**What the task requires**: Copy the lines that follow, keeping every character the same.

———

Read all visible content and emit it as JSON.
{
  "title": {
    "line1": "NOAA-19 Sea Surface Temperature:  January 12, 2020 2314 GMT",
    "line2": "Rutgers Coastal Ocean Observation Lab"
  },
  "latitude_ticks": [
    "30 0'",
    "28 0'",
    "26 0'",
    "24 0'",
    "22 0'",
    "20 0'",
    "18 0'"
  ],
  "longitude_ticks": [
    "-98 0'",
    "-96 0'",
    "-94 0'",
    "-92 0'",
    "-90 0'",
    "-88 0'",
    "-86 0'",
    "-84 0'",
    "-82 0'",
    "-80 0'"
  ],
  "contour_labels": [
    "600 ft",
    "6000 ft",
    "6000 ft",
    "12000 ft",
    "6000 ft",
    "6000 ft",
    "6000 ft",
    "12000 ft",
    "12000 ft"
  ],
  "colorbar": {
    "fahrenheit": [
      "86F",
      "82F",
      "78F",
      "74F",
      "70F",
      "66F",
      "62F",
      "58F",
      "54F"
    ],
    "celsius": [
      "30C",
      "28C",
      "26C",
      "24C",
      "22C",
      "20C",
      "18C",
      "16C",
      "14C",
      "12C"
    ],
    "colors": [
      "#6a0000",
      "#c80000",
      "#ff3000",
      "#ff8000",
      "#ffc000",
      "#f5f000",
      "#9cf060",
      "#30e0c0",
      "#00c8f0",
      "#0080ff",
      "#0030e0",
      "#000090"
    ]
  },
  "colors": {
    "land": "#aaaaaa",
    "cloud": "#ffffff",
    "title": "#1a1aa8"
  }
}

———

**Answer to the problem**:
Read all visible content and emit it as JSON.
{
  "title": {
    "line1": "NOAA-19 Sea Surface Temperature:  January 12, 2020 2314 GMT",
    "line2": "Rutgers Coastal Ocean Observation Lab"
  },
  "latitude_ticks": [
    "30 0'",
    "28 0'",
    "26 0'",
    "24 0'",
    "22 0'",
    "20 0'",
    "18 0'"
  ],
  "longitude_ticks": [
    "-98 0'",
    "-96 0'",
    "-94 0'",
    "-92 0'",
    "-90 0'",
    "-88 0'",
    "-86 0'",
    "-84 0'",
    "-82 0'",
    "-80 0'"
  ],
  "contour_labels": [
    "600 ft",
    "6000 ft",
    "6000 ft",
    "12000 ft",
    "6000 ft",
    "6000 ft",
    "6000 ft",
    "12000 ft",
    "12000 ft"
  ],
  "colorbar": {
    "fahrenheit": [
      "86F",
      "82F",
      "78F",
      "74F",
      "70F",
      "66F",
      "62F",
      "58F",
      "54F"
    ],
    "celsius": [
      "30C",
      "28C",
      "26C",
      "24C",
      "22C",
      "20C",
      "18C",
      "16C",
      "14C",
      "12C"
    ],
    "colors": [
      "#6a0000",
      "#c80000",
      "#ff3000",
      "#ff8000",
      "#ffc000",
      "#f5f000",
      "#9cf060",
      "#30e0c0",
      "#00c8f0",
      "#0080ff",
      "#0030e0",
      "#000090"
    ]
  },
  "colors": {
    "land": "#aaaaaa",
    "cloud": "#ffffff",
    "title": "#1a1aa8"
  }
}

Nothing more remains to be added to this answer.